_Given task_
Go through the listing and return every line with "hear" in it.

_Data for this exercise_

────────

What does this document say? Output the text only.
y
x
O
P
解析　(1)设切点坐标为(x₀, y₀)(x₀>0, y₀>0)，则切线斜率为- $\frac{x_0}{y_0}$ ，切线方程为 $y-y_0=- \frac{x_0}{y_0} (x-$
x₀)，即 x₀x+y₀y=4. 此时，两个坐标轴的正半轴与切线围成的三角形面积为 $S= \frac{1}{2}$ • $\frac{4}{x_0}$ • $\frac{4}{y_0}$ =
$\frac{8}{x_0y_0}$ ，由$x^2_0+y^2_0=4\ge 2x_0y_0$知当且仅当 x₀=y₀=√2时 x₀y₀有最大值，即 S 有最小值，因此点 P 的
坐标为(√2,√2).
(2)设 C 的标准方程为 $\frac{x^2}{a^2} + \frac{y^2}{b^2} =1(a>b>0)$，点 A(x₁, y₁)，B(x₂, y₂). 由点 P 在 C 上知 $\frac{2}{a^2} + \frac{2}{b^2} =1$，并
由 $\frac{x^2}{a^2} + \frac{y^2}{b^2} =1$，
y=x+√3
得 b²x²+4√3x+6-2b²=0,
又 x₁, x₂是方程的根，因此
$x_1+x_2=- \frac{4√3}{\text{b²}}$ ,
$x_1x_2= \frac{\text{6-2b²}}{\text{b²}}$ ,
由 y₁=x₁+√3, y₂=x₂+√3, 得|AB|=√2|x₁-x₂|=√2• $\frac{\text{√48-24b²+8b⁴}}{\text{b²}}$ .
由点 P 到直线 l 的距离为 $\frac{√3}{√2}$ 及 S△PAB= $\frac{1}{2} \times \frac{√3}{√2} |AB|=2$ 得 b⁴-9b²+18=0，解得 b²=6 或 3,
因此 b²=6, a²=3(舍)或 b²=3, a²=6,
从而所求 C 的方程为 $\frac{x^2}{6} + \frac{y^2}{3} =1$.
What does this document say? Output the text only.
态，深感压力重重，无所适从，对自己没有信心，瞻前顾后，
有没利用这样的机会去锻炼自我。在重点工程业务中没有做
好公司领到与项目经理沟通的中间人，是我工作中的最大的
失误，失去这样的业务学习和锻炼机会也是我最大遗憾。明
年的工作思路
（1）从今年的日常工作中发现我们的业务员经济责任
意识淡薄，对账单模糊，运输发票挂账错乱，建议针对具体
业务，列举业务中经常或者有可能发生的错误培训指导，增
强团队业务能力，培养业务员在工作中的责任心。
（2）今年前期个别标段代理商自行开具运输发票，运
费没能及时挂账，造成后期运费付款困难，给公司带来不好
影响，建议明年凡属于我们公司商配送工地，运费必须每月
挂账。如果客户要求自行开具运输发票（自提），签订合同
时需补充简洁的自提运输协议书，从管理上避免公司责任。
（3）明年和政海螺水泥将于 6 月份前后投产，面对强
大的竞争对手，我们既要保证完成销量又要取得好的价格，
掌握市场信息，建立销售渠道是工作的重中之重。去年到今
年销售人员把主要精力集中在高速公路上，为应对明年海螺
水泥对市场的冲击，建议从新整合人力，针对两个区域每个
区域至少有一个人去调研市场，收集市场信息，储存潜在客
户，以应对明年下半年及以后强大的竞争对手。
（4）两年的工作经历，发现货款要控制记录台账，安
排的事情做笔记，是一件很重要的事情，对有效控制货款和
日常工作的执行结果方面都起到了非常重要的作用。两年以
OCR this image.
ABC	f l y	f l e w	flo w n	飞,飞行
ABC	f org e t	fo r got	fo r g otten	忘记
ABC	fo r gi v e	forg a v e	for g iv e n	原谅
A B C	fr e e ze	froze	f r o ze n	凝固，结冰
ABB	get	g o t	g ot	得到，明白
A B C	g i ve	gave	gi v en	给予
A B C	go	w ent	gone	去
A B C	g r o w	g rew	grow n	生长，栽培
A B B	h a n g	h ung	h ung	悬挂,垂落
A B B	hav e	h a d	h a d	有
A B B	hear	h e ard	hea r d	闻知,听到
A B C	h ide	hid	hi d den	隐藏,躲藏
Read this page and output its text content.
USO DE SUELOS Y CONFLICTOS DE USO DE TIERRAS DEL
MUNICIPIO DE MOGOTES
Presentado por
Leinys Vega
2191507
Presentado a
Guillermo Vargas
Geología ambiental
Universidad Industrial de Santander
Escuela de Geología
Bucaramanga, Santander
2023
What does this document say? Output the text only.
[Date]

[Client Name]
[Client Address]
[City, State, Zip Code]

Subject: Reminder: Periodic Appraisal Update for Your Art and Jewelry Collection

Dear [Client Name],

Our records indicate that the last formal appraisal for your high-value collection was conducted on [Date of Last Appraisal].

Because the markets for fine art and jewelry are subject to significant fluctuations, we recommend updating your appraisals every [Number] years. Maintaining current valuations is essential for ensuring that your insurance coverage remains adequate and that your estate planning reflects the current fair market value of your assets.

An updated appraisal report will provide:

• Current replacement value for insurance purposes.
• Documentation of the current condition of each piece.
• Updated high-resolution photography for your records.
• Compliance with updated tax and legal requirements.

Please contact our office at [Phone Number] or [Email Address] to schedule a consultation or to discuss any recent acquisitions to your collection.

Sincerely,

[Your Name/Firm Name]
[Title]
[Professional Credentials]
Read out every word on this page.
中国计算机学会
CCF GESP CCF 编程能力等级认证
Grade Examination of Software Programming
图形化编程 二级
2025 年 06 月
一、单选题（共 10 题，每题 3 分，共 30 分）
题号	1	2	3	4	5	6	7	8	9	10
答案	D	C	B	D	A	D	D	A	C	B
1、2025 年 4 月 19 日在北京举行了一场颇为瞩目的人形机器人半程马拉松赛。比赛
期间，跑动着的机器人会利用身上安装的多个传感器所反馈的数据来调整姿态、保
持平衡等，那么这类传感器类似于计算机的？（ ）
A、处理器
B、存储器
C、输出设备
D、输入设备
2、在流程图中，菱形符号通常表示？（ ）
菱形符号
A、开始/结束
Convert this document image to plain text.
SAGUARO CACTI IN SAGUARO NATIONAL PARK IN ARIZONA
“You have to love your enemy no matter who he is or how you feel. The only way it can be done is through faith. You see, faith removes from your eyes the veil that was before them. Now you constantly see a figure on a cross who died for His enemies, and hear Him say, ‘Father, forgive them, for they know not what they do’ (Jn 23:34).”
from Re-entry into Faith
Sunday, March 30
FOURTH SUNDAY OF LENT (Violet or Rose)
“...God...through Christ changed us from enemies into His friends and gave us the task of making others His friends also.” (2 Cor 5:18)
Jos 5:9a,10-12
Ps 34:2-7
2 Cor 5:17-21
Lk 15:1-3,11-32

────────

_Task solution_
A B B	hear	h e ard	hea r d	闻知,听到
“You have to love your enemy no matter who he is or how you feel. The only way it can be done is through faith. You see, faith removes from your eyes the veil that was before them. Now you constantly see a figure on a cross who died for His enemies, and hear Him say, ‘Father, forgive them, for they know not what they do’ (Jn 23:34).”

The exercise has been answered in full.